Look for the line containing "Convert this screenshot" in the listing below. Retype that line and every subsequent line through the last one, and only those.

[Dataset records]

.....

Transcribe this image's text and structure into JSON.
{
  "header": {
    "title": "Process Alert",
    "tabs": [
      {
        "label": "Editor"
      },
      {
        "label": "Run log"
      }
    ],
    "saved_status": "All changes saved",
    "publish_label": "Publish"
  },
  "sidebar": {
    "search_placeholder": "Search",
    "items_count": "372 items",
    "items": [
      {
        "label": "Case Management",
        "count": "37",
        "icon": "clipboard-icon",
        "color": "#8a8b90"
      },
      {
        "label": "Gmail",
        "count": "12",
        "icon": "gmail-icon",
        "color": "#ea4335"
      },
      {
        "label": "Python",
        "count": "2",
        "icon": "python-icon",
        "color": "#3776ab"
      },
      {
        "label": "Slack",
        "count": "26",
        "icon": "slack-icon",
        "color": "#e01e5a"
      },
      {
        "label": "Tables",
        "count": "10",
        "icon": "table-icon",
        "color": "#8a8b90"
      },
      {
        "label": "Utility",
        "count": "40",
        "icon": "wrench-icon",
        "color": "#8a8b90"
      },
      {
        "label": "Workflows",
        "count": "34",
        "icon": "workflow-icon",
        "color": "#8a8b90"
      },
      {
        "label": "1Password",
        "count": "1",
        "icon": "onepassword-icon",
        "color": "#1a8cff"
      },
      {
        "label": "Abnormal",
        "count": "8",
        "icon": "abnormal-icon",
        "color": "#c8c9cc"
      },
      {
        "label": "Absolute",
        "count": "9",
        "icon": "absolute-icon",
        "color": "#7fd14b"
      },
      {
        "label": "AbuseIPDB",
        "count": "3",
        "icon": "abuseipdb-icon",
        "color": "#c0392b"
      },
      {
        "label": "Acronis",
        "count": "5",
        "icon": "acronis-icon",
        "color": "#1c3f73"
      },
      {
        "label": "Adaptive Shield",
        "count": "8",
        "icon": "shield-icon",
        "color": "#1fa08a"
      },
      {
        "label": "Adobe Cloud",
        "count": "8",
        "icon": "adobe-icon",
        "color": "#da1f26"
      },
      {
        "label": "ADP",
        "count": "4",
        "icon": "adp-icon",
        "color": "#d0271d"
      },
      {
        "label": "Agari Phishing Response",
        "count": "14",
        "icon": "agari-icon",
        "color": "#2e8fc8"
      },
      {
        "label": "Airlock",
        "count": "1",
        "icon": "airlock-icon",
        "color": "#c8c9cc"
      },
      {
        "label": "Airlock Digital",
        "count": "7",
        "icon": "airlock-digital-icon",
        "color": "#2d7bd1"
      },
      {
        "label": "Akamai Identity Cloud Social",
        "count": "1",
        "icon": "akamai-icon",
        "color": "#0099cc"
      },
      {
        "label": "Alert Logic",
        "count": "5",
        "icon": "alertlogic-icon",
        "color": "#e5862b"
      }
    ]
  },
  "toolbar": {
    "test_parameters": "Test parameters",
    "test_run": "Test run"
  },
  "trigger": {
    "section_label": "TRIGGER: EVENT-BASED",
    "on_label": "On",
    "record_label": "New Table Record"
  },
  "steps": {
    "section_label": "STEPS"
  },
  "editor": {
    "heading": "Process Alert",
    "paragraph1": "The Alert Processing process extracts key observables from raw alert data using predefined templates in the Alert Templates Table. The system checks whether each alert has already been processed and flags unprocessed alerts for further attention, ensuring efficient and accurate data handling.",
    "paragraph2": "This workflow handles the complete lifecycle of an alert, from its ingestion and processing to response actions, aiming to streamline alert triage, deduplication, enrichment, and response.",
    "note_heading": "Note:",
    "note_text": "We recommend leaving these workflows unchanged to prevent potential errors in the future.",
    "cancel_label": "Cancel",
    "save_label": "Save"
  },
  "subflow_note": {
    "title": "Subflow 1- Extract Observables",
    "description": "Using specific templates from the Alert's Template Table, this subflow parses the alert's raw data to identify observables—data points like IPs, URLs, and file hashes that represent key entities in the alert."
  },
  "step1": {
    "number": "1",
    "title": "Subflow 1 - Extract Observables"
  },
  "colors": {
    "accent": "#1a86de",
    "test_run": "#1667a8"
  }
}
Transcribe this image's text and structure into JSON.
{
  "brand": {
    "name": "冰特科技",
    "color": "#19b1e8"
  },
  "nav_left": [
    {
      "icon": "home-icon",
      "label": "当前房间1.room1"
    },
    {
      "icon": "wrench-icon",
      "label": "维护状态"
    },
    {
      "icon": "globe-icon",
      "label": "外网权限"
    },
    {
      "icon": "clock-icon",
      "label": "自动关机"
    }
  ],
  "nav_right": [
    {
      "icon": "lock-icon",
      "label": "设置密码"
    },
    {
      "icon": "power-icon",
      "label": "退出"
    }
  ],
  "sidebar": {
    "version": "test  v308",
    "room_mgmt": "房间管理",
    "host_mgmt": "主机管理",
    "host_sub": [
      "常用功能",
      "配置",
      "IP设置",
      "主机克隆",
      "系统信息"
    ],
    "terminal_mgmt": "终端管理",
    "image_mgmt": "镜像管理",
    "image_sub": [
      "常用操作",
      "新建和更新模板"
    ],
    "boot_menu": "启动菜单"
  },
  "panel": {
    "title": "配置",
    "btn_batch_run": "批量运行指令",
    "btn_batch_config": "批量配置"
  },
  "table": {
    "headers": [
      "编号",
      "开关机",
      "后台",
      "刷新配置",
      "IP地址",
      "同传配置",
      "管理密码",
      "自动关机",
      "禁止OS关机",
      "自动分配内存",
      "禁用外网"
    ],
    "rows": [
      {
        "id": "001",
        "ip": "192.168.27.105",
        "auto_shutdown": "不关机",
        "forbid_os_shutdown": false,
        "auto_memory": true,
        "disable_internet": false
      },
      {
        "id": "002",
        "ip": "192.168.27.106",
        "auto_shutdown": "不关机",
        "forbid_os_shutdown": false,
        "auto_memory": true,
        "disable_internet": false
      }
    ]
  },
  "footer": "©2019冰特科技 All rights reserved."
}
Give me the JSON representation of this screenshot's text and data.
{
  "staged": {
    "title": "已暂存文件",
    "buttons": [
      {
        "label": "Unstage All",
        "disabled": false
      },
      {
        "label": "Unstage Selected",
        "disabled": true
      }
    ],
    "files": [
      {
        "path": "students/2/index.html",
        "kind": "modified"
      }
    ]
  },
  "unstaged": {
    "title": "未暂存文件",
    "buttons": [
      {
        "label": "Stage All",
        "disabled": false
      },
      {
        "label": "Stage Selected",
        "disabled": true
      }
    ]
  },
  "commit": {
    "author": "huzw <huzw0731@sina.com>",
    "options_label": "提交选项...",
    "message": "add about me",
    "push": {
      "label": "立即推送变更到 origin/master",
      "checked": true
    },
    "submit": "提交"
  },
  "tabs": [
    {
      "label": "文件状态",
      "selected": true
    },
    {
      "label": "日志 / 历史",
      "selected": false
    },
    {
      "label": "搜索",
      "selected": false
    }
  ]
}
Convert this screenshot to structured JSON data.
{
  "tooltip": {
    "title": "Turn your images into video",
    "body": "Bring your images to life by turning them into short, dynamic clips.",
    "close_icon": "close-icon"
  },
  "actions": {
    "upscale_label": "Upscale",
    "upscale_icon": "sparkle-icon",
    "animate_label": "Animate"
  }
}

.....

*SOLVED PROBLEM*.
Convert this screenshot to structured JSON data.
{
  "tooltip": {
    "title": "Turn your images into video",
    "body": "Bring your images to life by turning them into short, dynamic clips.",
    "close_icon": "close-icon"
  },
  "actions": {
    "upscale_label": "Upscale",
    "upscale_icon": "sparkle-icon",
    "animate_label": "Animate"
  }
}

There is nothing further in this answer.